** BEGIN Data to process **

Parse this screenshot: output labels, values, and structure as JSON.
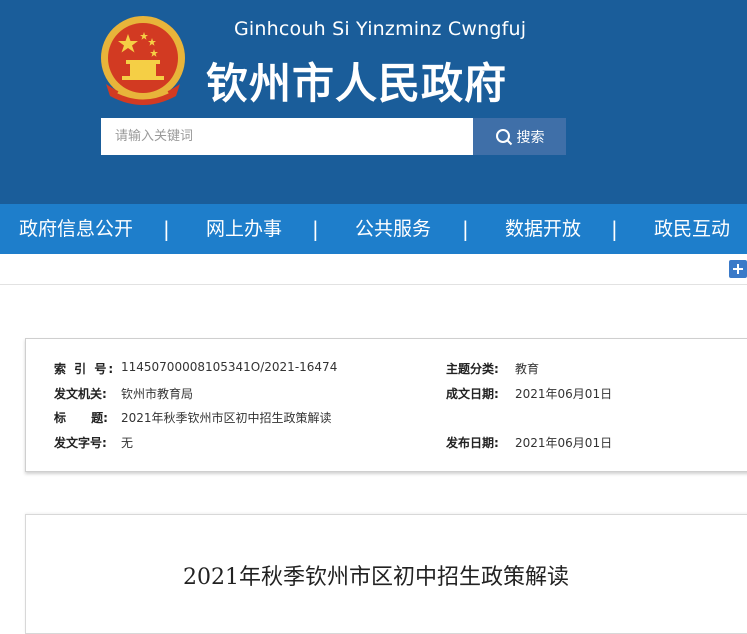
{
  "header": {
    "subtitle": "Ginhcouh Si Yinzminz Cwngfuj",
    "title": "钦州市人民政府",
    "colors": {
      "background": "#1a5d9a",
      "nav": "#1e7ecb",
      "search_button": "#3f6fa8"
    }
  },
  "search": {
    "placeholder": "请输入关键词",
    "button_label": "搜索"
  },
  "nav": {
    "items": [
      "政府信息公开",
      "网上办事",
      "公共服务",
      "数据开放",
      "政民互动"
    ],
    "separator": "|"
  },
  "meta": {
    "index_label": "索  引  号:",
    "index_value": "11450700008105341O/2021-16474",
    "topic_label": "主题分类:",
    "topic_value": "教育",
    "issuer_label": "发文机关:",
    "issuer_value": "钦州市教育局",
    "created_label": "成文日期:",
    "created_value": "2021年06月01日",
    "title_label": "标      题:",
    "title_value": "2021年秋季钦州市区初中招生政策解读",
    "docno_label": "发文字号:",
    "docno_value": "无",
    "published_label": "发布日期:",
    "published_value": "2021年06月01日"
  },
  "article": {
    "title": "2021年秋季钦州市区初中招生政策解读"
  }
}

** END Data to process **

■ **Prompt**
Print the complete listing exactly, apart from any pictures.

■ **The solution**
Parse this screenshot: output labels, values, and structure as JSON.
{
  "header": {
    "subtitle": "Ginhcouh Si Yinzminz Cwngfuj",
    "title": "钦州市人民政府",
    "colors": {
      "background": "#1a5d9a",
      "nav": "#1e7ecb",
      "search_button": "#3f6fa8"
    }
  },
  "search": {
    "placeholder": "请输入关键词",
    "button_label": "搜索"
  },
  "nav": {
    "items": [
      "政府信息公开",
      "网上办事",
      "公共服务",
      "数据开放",
      "政民互动"
    ],
    "separator": "|"
  },
  "meta": {
    "index_label": "索  引  号:",
    "index_value": "11450700008105341O/2021-16474",
    "topic_label": "主题分类:",
    "topic_value": "教育",
    "issuer_label": "发文机关:",
    "issuer_value": "钦州市教育局",
    "created_label": "成文日期:",
    "created_value": "2021年06月01日",
    "title_label": "标      题:",
    "title_value": "2021年秋季钦州市区初中招生政策解读",
    "docno_label": "发文字号:",
    "docno_value": "无",
    "published_label": "发布日期:",
    "published_value": "2021年06月01日"
  },
  "article": {
    "title": "2021年秋季钦州市区初中招生政策解读"
  }
}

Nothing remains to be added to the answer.